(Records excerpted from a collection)
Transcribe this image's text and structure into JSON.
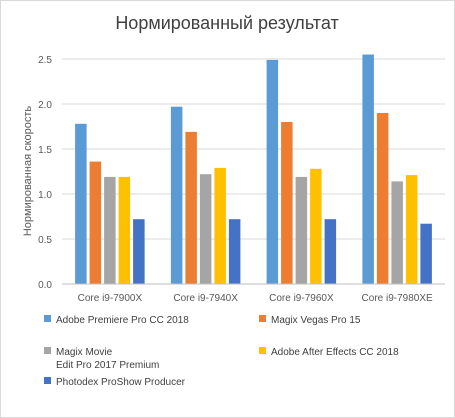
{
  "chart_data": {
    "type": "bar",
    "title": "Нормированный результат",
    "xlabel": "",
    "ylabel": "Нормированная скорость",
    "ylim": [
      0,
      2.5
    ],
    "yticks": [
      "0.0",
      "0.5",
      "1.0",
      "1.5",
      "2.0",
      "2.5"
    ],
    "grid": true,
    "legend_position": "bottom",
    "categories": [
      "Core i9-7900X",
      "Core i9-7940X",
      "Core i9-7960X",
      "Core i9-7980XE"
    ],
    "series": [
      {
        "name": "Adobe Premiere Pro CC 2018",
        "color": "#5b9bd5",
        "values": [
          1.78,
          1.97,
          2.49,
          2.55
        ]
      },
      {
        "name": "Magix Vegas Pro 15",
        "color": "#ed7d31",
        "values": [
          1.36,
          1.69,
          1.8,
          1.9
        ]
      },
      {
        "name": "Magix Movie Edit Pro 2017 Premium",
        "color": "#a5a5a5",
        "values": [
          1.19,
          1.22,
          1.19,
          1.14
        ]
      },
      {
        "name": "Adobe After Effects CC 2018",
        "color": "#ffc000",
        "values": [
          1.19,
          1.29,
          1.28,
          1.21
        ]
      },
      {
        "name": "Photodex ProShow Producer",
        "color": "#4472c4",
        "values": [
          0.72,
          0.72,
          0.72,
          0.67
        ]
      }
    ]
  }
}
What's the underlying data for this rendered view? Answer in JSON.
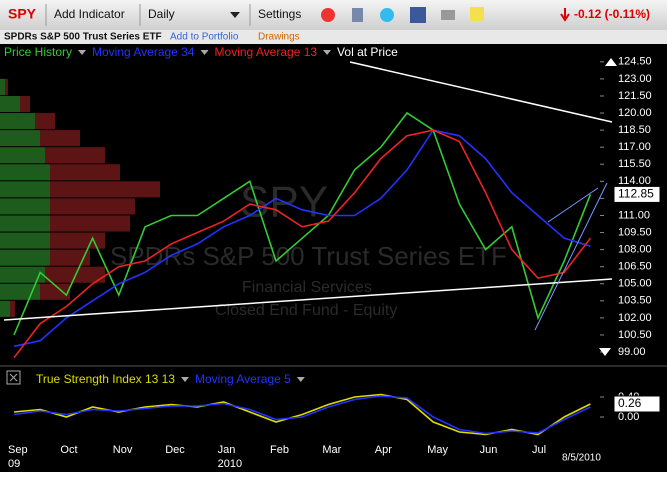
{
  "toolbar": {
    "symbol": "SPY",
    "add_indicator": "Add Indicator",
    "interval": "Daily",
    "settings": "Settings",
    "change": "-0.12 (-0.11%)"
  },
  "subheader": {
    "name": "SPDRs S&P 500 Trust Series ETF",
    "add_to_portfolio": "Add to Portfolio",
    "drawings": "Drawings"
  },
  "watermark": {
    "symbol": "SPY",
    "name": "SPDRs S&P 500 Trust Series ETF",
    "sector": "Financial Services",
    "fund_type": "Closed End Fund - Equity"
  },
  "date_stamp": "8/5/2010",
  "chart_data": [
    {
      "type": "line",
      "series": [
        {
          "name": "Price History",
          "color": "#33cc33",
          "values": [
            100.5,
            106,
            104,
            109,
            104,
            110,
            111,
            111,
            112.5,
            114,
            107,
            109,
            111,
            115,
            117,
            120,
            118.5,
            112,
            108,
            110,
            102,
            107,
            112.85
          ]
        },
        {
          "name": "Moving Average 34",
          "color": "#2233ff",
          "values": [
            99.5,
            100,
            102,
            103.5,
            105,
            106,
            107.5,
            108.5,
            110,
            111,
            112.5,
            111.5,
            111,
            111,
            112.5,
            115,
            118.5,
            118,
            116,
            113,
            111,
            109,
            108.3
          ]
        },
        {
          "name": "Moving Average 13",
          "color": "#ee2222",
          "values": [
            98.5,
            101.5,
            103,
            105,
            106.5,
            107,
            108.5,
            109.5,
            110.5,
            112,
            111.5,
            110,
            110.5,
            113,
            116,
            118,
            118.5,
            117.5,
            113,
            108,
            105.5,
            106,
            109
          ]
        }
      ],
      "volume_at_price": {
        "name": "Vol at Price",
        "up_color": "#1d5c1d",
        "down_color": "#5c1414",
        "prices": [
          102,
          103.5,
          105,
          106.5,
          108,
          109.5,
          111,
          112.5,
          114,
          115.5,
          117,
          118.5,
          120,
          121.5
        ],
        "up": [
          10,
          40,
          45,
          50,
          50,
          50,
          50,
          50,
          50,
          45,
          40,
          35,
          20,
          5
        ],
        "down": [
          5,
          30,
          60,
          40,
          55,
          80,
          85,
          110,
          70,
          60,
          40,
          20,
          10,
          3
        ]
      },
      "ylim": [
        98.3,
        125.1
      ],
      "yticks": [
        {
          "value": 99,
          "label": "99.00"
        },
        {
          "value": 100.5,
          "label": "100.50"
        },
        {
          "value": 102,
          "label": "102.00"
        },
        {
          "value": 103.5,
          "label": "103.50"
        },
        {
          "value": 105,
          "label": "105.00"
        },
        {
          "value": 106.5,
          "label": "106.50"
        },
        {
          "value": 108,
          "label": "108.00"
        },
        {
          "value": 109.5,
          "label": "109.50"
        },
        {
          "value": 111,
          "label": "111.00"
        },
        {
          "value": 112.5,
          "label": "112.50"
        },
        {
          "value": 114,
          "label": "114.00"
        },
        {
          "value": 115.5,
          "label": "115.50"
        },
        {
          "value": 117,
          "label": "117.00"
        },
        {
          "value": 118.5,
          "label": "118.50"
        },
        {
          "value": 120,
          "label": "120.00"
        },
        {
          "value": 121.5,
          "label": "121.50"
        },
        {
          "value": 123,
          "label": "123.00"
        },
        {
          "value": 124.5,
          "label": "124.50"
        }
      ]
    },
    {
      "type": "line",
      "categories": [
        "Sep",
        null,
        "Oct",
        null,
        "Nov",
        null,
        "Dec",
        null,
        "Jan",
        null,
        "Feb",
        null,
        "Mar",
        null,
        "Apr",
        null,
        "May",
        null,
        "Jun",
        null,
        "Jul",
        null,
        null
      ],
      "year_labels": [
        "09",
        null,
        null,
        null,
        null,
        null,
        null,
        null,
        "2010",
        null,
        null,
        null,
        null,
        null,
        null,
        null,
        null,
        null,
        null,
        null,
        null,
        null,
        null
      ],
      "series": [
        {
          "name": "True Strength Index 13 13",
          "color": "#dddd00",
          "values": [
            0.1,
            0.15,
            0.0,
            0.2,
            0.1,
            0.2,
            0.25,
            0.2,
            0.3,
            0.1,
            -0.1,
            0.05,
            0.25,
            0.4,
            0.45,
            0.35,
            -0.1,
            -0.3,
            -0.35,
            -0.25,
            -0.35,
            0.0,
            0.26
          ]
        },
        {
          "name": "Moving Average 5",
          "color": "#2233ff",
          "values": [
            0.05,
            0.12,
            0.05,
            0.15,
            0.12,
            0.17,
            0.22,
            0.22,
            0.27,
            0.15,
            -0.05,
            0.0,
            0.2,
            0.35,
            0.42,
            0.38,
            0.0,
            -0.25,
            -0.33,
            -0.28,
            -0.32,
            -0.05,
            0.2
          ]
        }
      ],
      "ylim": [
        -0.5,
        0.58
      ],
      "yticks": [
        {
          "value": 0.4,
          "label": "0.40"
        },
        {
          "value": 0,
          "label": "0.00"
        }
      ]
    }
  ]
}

> [GIVEN REQUEST]: Leave out the pictures and transcribe everything else exactly.

> [ANSWER TO THE EXERCISE]:
Transcribe this image's text and structure into JSON.
{
  "chart_data": {
    "type": "bar",
    "title": "Нормированный результат",
    "xlabel": "",
    "ylabel": "Нормированная скорость",
    "ylim": [
      0,
      2.5
    ],
    "yticks": [
      "0.0",
      "0.5",
      "1.0",
      "1.5",
      "2.0",
      "2.5"
    ],
    "grid": true,
    "legend_position": "bottom",
    "categories": [
      "Core i9-7900X",
      "Core i9-7940X",
      "Core i9-7960X",
      "Core i9-7980XE"
    ],
    "series": [
      {
        "name": "Adobe Premiere Pro CC 2018",
        "color": "#5b9bd5",
        "values": [
          1.78,
          1.97,
          2.49,
          2.55
        ]
      },
      {
        "name": "Magix Vegas Pro 15",
        "color": "#ed7d31",
        "values": [
          1.36,
          1.69,
          1.8,
          1.9
        ]
      },
      {
        "name": "Magix Movie Edit Pro 2017 Premium",
        "color": "#a5a5a5",
        "values": [
          1.19,
          1.22,
          1.19,
          1.14
        ]
      },
      {
        "name": "Adobe After Effects CC 2018",
        "color": "#ffc000",
        "values": [
          1.19,
          1.29,
          1.28,
          1.21
        ]
      },
      {
        "name": "Photodex ProShow Producer",
        "color": "#4472c4",
        "values": [
          0.72,
          0.72,
          0.72,
          0.67
        ]
      }
    ]
  }
}
What's the underlying data for this rendered view? Answer in JSON.
{
  "toolbar": {
    "symbol": "SPY",
    "add_indicator": "Add Indicator",
    "interval": "Daily",
    "settings": "Settings",
    "change": "-0.12 (-0.11%)"
  },
  "subheader": {
    "name": "SPDRs S&P 500 Trust Series ETF",
    "add_to_portfolio": "Add to Portfolio",
    "drawings": "Drawings"
  },
  "watermark": {
    "symbol": "SPY",
    "name": "SPDRs S&P 500 Trust Series ETF",
    "sector": "Financial Services",
    "fund_type": "Closed End Fund - Equity"
  },
  "date_stamp": "8/5/2010",
  "chart_data": [
    {
      "type": "line",
      "series": [
        {
          "name": "Price History",
          "color": "#33cc33",
          "values": [
            100.5,
            106,
            104,
            109,
            104,
            110,
            111,
            111,
            112.5,
            114,
            107,
            109,
            111,
            115,
            117,
            120,
            118.5,
            112,
            108,
            110,
            102,
            107,
            112.85
          ]
        },
        {
          "name": "Moving Average 34",
          "color": "#2233ff",
          "values": [
            99.5,
            100,
            102,
            103.5,
            105,
            106,
            107.5,
            108.5,
            110,
            111,
            112.5,
            111.5,
            111,
            111,
            112.5,
            115,
            118.5,
            118,
            116,
            113,
            111,
            109,
            108.3
          ]
        },
        {
          "name": "Moving Average 13",
          "color": "#ee2222",
          "values": [
            98.5,
            101.5,
            103,
            105,
            106.5,
            107,
            108.5,
            109.5,
            110.5,
            112,
            111.5,
            110,
            110.5,
            113,
            116,
            118,
            118.5,
            117.5,
            113,
            108,
            105.5,
            106,
            109
          ]
        }
      ],
      "volume_at_price": {
        "name": "Vol at Price",
        "up_color": "#1d5c1d",
        "down_color": "#5c1414",
        "prices": [
          102,
          103.5,
          105,
          106.5,
          108,
          109.5,
          111,
          112.5,
          114,
          115.5,
          117,
          118.5,
          120,
          121.5
        ],
        "up": [
          10,
          40,
          45,
          50,
          50,
          50,
          50,
          50,
          50,
          45,
          40,
          35,
          20,
          5
        ],
        "down": [
          5,
          30,
          60,
          40,
          55,
          80,
          85,
          110,
          70,
          60,
          40,
          20,
          10,
          3
        ]
      },
      "ylim": [
        98.3,
        125.1
      ],
      "yticks": [
        {
          "value": 99,
          "label": "99.00"
        },
        {
          "value": 100.5,
          "label": "100.50"
        },
        {
          "value": 102,
          "label": "102.00"
        },
        {
          "value": 103.5,
          "label": "103.50"
        },
        {
          "value": 105,
          "label": "105.00"
        },
        {
          "value": 106.5,
          "label": "106.50"
        },
        {
          "value": 108,
          "label": "108.00"
        },
        {
          "value": 109.5,
          "label": "109.50"
        },
        {
          "value": 111,
          "label": "111.00"
        },
        {
          "value": 112.5,
          "label": "112.50"
        },
        {
          "value": 114,
          "label": "114.00"
        },
        {
          "value": 115.5,
          "label": "115.50"
        },
        {
          "value": 117,
          "label": "117.00"
        },
        {
          "value": 118.5,
          "label": "118.50"
        },
        {
          "value": 120,
          "label": "120.00"
        },
        {
          "value": 121.5,
          "label": "121.50"
        },
        {
          "value": 123,
          "label": "123.00"
        },
        {
          "value": 124.5,
          "label": "124.50"
        }
      ]
    },
    {
      "type": "line",
      "categories": [
        "Sep",
        null,
        "Oct",
        null,
        "Nov",
        null,
        "Dec",
        null,
        "Jan",
        null,
        "Feb",
        null,
        "Mar",
        null,
        "Apr",
        null,
        "May",
        null,
        "Jun",
        null,
        "Jul",
        null,
        null
      ],
      "year_labels": [
        "09",
        null,
        null,
        null,
        null,
        null,
        null,
        null,
        "2010",
        null,
        null,
        null,
        null,
        null,
        null,
        null,
        null,
        null,
        null,
        null,
        null,
        null,
        null
      ],
      "series": [
        {
          "name": "True Strength Index 13 13",
          "color": "#dddd00",
          "values": [
            0.1,
            0.15,
            0.0,
            0.2,
            0.1,
            0.2,
            0.25,
            0.2,
            0.3,
            0.1,
            -0.1,
            0.05,
            0.25,
            0.4,
            0.45,
            0.35,
            -0.1,
            -0.3,
            -0.35,
            -0.25,
            -0.35,
            0.0,
            0.26
          ]
        },
        {
          "name": "Moving Average 5",
          "color": "#2233ff",
          "values": [
            0.05,
            0.12,
            0.05,
            0.15,
            0.12,
            0.17,
            0.22,
            0.22,
            0.27,
            0.15,
            -0.05,
            0.0,
            0.2,
            0.35,
            0.42,
            0.38,
            0.0,
            -0.25,
            -0.33,
            -0.28,
            -0.32,
            -0.05,
            0.2
          ]
        }
      ],
      "ylim": [
        -0.5,
        0.58
      ],
      "yticks": [
        {
          "value": 0.4,
          "label": "0.40"
        },
        {
          "value": 0,
          "label": "0.00"
        }
      ]
    }
  ]
}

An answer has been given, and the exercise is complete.